▸ **Exercise**
Lift out each line of the data that holds "caption".

------ Dataset content ------

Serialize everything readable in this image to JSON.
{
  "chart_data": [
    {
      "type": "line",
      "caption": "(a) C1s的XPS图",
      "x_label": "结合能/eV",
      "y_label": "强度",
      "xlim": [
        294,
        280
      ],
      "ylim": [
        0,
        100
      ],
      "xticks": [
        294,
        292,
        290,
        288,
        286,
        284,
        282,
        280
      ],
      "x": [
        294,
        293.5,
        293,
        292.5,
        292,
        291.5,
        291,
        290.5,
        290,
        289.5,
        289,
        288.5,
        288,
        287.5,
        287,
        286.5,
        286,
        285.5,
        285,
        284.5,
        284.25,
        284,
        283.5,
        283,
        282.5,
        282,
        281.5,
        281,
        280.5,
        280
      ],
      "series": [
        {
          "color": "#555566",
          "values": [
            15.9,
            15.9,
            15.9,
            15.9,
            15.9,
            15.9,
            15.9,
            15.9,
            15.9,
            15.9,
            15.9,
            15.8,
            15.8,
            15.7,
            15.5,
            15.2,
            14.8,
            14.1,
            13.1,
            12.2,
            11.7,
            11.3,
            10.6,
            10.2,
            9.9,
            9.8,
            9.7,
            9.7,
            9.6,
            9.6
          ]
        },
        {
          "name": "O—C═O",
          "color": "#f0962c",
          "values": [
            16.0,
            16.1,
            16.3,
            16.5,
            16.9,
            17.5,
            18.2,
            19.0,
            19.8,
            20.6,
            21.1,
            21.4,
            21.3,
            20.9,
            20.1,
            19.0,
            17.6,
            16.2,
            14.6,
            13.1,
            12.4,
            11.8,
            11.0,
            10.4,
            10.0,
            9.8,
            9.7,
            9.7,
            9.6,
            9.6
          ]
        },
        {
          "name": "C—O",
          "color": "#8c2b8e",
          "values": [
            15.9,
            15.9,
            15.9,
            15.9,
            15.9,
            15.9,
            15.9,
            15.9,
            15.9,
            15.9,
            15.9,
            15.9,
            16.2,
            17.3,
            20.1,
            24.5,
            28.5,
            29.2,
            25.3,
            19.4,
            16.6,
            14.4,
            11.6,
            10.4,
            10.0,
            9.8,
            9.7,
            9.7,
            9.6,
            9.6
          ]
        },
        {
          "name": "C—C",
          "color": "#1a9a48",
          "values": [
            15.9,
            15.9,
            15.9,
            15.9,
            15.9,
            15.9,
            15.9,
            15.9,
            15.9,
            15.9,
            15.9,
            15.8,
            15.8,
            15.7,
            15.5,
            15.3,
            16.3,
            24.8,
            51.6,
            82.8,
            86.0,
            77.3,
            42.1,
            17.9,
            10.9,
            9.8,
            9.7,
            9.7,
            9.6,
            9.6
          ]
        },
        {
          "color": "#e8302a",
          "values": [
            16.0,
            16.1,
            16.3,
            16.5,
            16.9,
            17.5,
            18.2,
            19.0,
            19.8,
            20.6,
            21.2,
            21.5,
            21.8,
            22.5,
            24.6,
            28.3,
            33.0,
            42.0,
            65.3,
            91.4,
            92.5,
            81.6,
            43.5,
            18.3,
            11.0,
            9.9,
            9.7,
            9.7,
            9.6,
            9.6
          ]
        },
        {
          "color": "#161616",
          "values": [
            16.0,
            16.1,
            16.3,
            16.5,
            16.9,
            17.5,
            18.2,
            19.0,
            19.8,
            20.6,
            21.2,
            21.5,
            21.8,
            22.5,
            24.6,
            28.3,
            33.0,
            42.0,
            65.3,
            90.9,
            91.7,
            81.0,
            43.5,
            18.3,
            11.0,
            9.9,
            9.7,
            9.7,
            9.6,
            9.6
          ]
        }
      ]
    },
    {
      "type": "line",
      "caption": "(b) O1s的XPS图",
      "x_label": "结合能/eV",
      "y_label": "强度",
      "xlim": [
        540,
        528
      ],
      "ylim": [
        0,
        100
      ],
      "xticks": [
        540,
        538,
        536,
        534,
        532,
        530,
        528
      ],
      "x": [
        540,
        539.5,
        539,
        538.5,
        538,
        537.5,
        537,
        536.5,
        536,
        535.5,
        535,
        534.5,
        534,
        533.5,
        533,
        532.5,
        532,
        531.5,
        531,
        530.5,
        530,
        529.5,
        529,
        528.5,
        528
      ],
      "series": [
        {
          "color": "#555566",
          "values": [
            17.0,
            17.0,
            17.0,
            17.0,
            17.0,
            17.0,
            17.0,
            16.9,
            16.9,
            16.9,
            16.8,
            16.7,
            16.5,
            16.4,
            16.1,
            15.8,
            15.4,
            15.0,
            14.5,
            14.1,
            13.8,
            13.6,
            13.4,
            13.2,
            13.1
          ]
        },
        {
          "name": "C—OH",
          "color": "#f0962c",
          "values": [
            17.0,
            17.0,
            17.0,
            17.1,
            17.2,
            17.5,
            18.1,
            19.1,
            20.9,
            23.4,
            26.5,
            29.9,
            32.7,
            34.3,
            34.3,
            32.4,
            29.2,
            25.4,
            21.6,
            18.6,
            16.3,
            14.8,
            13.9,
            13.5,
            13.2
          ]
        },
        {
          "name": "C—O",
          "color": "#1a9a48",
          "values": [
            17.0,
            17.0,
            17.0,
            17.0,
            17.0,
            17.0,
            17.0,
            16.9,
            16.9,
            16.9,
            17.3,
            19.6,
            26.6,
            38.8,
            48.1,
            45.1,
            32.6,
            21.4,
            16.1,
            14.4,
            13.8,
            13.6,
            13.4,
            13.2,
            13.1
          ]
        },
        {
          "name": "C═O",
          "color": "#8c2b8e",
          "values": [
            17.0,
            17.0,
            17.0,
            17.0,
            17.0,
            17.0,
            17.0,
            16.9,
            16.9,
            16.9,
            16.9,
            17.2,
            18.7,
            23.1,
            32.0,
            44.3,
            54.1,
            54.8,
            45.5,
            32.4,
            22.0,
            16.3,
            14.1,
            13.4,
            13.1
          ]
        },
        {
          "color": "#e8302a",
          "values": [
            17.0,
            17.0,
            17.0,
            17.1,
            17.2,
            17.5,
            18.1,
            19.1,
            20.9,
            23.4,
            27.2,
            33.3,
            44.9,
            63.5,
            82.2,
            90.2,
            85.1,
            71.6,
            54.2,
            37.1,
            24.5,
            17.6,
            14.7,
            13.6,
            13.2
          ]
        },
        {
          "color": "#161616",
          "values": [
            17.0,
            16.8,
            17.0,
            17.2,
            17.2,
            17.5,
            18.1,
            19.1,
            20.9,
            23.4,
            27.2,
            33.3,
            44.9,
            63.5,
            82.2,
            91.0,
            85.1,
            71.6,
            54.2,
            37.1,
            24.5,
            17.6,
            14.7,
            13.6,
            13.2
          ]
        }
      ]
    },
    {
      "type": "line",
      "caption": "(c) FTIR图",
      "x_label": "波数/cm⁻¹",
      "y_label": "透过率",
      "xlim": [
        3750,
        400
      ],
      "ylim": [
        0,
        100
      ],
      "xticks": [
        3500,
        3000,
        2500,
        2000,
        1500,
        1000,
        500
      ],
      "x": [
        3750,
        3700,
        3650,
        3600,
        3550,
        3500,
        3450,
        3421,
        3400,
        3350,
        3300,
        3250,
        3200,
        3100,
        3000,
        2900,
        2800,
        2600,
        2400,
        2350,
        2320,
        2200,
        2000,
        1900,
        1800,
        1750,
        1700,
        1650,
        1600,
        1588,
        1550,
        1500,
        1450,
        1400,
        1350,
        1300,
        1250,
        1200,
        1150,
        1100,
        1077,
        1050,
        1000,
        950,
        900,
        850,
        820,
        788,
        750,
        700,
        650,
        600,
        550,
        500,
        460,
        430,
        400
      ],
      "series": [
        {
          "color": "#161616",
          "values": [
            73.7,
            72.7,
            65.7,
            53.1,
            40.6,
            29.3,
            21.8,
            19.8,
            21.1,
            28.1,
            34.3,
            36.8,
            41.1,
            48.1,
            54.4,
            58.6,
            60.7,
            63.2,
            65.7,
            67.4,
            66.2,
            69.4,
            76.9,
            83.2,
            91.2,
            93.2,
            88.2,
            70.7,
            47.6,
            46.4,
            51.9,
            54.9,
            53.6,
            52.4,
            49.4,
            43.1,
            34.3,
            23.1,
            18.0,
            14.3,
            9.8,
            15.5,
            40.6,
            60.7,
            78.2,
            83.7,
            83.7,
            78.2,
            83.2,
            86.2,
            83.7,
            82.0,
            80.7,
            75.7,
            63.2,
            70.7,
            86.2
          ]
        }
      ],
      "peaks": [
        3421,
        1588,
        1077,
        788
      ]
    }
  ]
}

------

▸ **Complete response**
      "caption": "(a) C1s的XPS图",
      "caption": "(b) O1s的XPS图",
      "caption": "(c) FTIR图",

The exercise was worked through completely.